++++ Extracted material

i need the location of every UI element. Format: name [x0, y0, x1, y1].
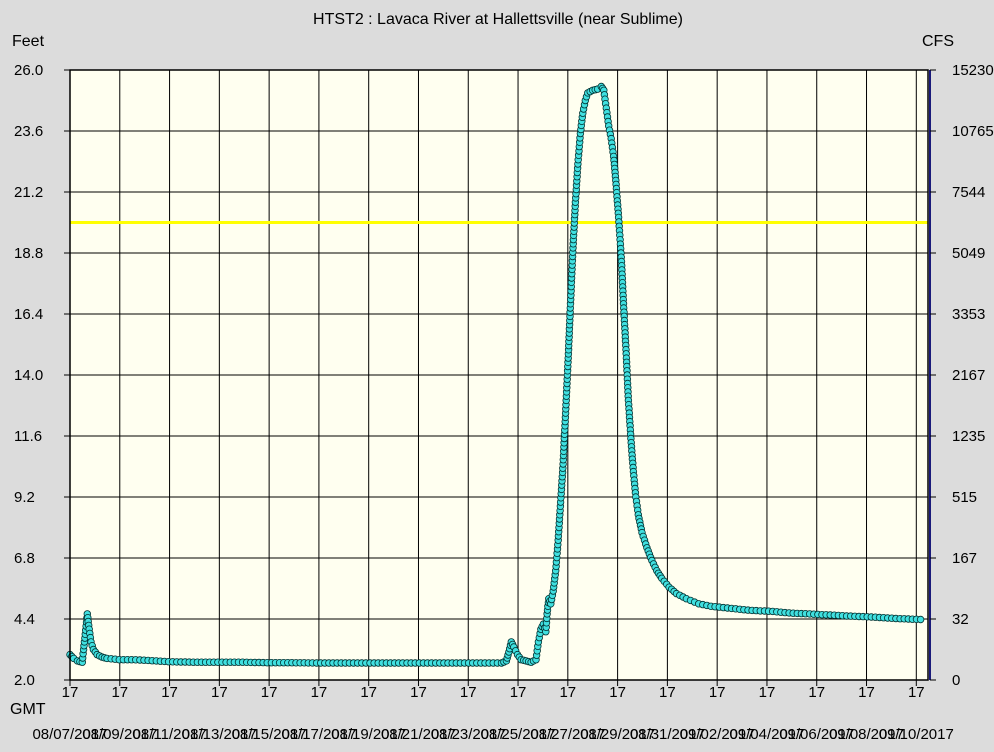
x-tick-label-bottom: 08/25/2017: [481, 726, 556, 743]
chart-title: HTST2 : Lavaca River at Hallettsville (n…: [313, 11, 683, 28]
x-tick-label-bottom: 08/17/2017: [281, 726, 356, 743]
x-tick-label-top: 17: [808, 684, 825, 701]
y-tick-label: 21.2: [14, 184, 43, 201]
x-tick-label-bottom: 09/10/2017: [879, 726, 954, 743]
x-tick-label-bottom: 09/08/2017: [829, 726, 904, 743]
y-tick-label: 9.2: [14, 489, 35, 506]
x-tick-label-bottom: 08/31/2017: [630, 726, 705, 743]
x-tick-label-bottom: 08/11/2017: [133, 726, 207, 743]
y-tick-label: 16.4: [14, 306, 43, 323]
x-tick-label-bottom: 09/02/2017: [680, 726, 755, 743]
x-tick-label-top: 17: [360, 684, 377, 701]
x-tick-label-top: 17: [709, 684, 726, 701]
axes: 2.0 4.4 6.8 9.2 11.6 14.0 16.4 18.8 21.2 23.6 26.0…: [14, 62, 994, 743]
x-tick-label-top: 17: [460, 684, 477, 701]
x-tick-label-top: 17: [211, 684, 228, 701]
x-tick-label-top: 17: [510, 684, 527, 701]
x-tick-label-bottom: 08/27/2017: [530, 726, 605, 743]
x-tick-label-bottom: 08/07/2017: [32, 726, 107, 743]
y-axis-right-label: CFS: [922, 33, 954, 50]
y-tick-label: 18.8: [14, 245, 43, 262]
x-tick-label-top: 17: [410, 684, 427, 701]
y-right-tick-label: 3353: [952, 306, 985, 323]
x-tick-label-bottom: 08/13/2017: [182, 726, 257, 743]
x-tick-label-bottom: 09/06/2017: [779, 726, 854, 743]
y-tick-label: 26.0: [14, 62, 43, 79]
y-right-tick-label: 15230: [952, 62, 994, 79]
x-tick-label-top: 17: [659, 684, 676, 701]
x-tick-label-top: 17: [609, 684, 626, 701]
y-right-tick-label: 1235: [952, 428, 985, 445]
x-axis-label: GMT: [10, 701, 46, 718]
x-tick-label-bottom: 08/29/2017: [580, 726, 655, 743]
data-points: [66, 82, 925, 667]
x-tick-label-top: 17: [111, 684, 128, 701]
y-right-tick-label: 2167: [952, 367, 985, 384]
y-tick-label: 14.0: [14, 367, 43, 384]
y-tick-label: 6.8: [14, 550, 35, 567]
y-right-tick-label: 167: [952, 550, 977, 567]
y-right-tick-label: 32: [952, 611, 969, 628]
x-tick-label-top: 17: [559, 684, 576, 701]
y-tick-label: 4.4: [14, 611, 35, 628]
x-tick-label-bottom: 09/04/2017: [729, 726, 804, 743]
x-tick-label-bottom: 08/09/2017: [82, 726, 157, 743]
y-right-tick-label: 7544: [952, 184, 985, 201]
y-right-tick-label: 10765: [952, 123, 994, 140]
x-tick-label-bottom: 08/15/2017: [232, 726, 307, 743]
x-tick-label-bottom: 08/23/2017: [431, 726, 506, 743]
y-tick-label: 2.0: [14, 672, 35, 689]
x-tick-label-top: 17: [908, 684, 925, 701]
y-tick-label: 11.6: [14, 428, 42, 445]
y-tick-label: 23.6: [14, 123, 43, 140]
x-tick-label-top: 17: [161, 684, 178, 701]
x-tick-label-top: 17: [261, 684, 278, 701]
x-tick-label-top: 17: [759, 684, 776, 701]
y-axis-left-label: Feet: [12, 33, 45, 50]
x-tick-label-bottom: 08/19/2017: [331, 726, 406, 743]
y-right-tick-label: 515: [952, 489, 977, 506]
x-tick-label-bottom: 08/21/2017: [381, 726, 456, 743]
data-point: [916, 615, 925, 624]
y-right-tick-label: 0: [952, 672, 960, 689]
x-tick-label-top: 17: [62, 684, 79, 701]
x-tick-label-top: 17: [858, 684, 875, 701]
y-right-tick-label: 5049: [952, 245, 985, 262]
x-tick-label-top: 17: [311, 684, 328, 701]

++++++++

Please set down, unchanged, the entries above starting at the line containing "x-tick-label-bottom: 08/25/2017: [481, 726, 556, 743]" and ending at the line containing "y-tick-label: 21.2: [14, 184, 43, 201]", with both of those lines included.

■ **Response below**
x-tick-label-bottom: 08/25/2017: [481, 726, 556, 743]
chart-title: HTST2 : Lavaca River at Hallettsville (n…: [313, 11, 683, 28]
x-tick-label-bottom: 08/17/2017: [281, 726, 356, 743]
x-tick-label-top: 17: [808, 684, 825, 701]
y-tick-label: 21.2: [14, 184, 43, 201]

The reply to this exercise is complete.